Problem statement =>
Go through the listing and write out all of it exactly.

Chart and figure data
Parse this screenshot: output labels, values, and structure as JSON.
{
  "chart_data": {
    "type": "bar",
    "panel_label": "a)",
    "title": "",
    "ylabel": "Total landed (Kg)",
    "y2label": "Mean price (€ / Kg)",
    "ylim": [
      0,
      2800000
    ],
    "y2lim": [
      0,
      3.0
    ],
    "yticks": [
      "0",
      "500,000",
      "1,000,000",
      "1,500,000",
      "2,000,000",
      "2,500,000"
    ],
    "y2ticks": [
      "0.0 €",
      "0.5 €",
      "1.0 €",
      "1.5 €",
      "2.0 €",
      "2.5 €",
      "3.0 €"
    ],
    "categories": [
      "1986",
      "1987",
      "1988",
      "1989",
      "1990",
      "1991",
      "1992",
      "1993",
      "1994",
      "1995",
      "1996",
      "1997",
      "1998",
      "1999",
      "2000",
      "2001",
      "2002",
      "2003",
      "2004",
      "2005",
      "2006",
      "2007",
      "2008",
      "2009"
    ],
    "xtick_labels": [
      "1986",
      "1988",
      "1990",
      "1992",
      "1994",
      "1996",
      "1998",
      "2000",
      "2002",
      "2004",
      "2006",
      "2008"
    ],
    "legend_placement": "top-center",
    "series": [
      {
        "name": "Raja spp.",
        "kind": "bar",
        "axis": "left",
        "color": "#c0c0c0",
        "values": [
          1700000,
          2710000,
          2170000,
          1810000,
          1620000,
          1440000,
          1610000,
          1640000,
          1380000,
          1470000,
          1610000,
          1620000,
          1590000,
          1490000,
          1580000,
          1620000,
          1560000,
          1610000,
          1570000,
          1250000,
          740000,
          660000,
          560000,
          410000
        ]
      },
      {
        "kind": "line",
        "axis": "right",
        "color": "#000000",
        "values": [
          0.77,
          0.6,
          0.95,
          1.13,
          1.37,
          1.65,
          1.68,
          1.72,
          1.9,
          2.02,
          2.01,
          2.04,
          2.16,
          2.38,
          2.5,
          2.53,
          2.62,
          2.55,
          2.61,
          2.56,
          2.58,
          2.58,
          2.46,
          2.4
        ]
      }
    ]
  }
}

Answer in full =>
Parse this screenshot: output labels, values, and structure as JSON.
{
  "chart_data": {
    "type": "bar",
    "panel_label": "a)",
    "title": "",
    "ylabel": "Total landed (Kg)",
    "y2label": "Mean price (€ / Kg)",
    "ylim": [
      0,
      2800000
    ],
    "y2lim": [
      0,
      3.0
    ],
    "yticks": [
      "0",
      "500,000",
      "1,000,000",
      "1,500,000",
      "2,000,000",
      "2,500,000"
    ],
    "y2ticks": [
      "0.0 €",
      "0.5 €",
      "1.0 €",
      "1.5 €",
      "2.0 €",
      "2.5 €",
      "3.0 €"
    ],
    "categories": [
      "1986",
      "1987",
      "1988",
      "1989",
      "1990",
      "1991",
      "1992",
      "1993",
      "1994",
      "1995",
      "1996",
      "1997",
      "1998",
      "1999",
      "2000",
      "2001",
      "2002",
      "2003",
      "2004",
      "2005",
      "2006",
      "2007",
      "2008",
      "2009"
    ],
    "xtick_labels": [
      "1986",
      "1988",
      "1990",
      "1992",
      "1994",
      "1996",
      "1998",
      "2000",
      "2002",
      "2004",
      "2006",
      "2008"
    ],
    "legend_placement": "top-center",
    "series": [
      {
        "name": "Raja spp.",
        "kind": "bar",
        "axis": "left",
        "color": "#c0c0c0",
        "values": [
          1700000,
          2710000,
          2170000,
          1810000,
          1620000,
          1440000,
          1610000,
          1640000,
          1380000,
          1470000,
          1610000,
          1620000,
          1590000,
          1490000,
          1580000,
          1620000,
          1560000,
          1610000,
          1570000,
          1250000,
          740000,
          660000,
          560000,
          410000
        ]
      },
      {
        "kind": "line",
        "axis": "right",
        "color": "#000000",
        "values": [
          0.77,
          0.6,
          0.95,
          1.13,
          1.37,
          1.65,
          1.68,
          1.72,
          1.9,
          2.02,
          2.01,
          2.04,
          2.16,
          2.38,
          2.5,
          2.53,
          2.62,
          2.55,
          2.61,
          2.56,
          2.58,
          2.58,
          2.46,
          2.4
        ]
      }
    ]
  }
}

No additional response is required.